Please retype the records below exactly, leaving out any pictures.
* START Records shown *
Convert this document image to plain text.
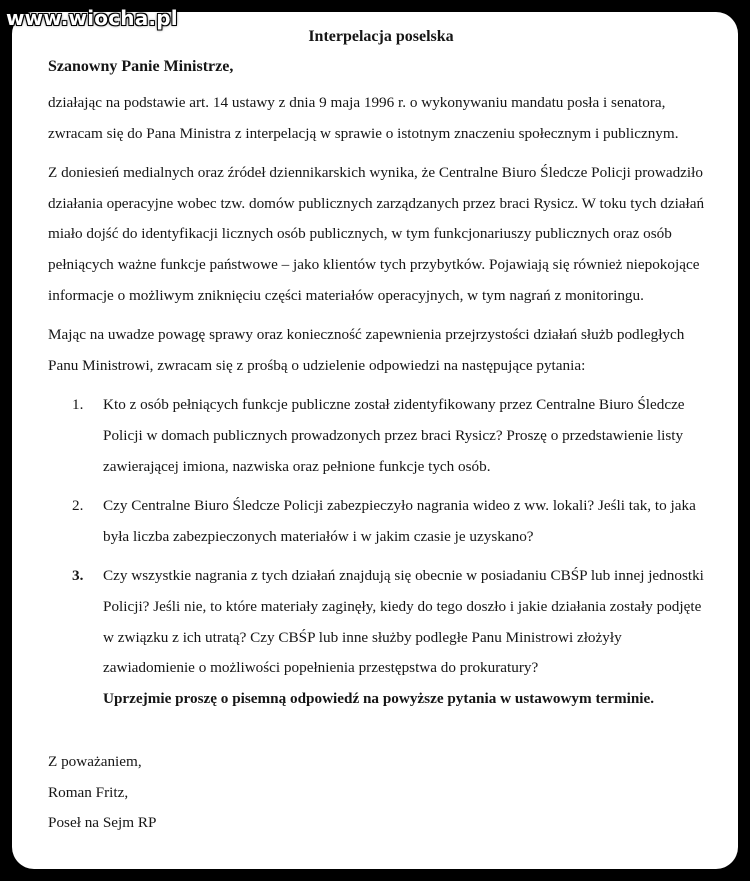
www.wiocha.pl
Interpelacja poselska
Szanowny Panie Ministrze,

działając na podstawie art. 14 ustawy z dnia 9 maja 1996 r. o wykonywaniu mandatu posła i senatora, zwracam się do Pana Ministra z interpelacją w sprawie o istotnym znaczeniu społecznym i publicznym.

Z doniesień medialnych oraz źródeł dziennikarskich wynika, że Centralne Biuro Śledcze Policji prowadziło działania operacyjne wobec tzw. domów publicznych zarządzanych przez braci Rysicz. W toku tych działań miało dojść do identyfikacji licznych osób publicznych, w tym funkcjonariuszy publicznych oraz osób pełniących ważne funkcje państwowe – jako klientów tych przybytków. Pojawiają się również niepokojące informacje o możliwym zniknięciu części materiałów operacyjnych, w tym nagrań z monitoringu.

Mając na uwadze powagę sprawy oraz konieczność zapewnienia przejrzystości działań służb podległych Panu Ministrowi, zwracam się z prośbą o udzielenie odpowiedzi na następujące pytania:

1. Kto z osób pełniących funkcje publiczne został zidentyfikowany przez Centralne Biuro Śledcze Policji w domach publicznych prowadzonych przez braci Rysicz? Proszę o przedstawienie listy zawierającej imiona, nazwiska oraz pełnione funkcje tych osób.
2. Czy Centralne Biuro Śledcze Policji zabezpieczyło nagrania wideo z ww. lokali? Jeśli tak, to jaka była liczba zabezpieczonych materiałów i w jakim czasie je uzyskano?
3. Czy wszystkie nagrania z tych działań znajdują się obecnie w posiadaniu CBŚP lub innej jednostki Policji? Jeśli nie, to które materiały zaginęły, kiedy do tego doszło i jakie działania zostały podjęte w związku z ich utratą? Czy CBŚP lub inne służby podległe Panu Ministrowi złożyły zawiadomienie o możliwości popełnienia przestępstwa do prokuratury?
Uprzejmie proszę o pisemną odpowiedź na powyższe pytania w ustawowym terminie.
Z poważaniem,
Roman Fritz,
Poseł na Sejm RP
* END Records shown *
- [Answer below]
Convert this document image to plain text.
www.wiocha.pl
Interpelacja poselska
Szanowny Panie Ministrze,

działając na podstawie art. 14 ustawy z dnia 9 maja 1996 r. o wykonywaniu mandatu posła i senatora, zwracam się do Pana Ministra z interpelacją w sprawie o istotnym znaczeniu społecznym i publicznym.

Z doniesień medialnych oraz źródeł dziennikarskich wynika, że Centralne Biuro Śledcze Policji prowadziło działania operacyjne wobec tzw. domów publicznych zarządzanych przez braci Rysicz. W toku tych działań miało dojść do identyfikacji licznych osób publicznych, w tym funkcjonariuszy publicznych oraz osób pełniących ważne funkcje państwowe – jako klientów tych przybytków. Pojawiają się również niepokojące informacje o możliwym zniknięciu części materiałów operacyjnych, w tym nagrań z monitoringu.

Mając na uwadze powagę sprawy oraz konieczność zapewnienia przejrzystości działań służb podległych Panu Ministrowi, zwracam się z prośbą o udzielenie odpowiedzi na następujące pytania:

1. Kto z osób pełniących funkcje publiczne został zidentyfikowany przez Centralne Biuro Śledcze Policji w domach publicznych prowadzonych przez braci Rysicz? Proszę o przedstawienie listy zawierającej imiona, nazwiska oraz pełnione funkcje tych osób.
2. Czy Centralne Biuro Śledcze Policji zabezpieczyło nagrania wideo z ww. lokali? Jeśli tak, to jaka była liczba zabezpieczonych materiałów i w jakim czasie je uzyskano?
3. Czy wszystkie nagrania z tych działań znajdują się obecnie w posiadaniu CBŚP lub innej jednostki Policji? Jeśli nie, to które materiały zaginęły, kiedy do tego doszło i jakie działania zostały podjęte w związku z ich utratą? Czy CBŚP lub inne służby podległe Panu Ministrowi złożyły zawiadomienie o możliwości popełnienia przestępstwa do prokuratury?
Uprzejmie proszę o pisemną odpowiedź na powyższe pytania w ustawowym terminie.
Z poważaniem,
Roman Fritz,
Poseł na Sejm RP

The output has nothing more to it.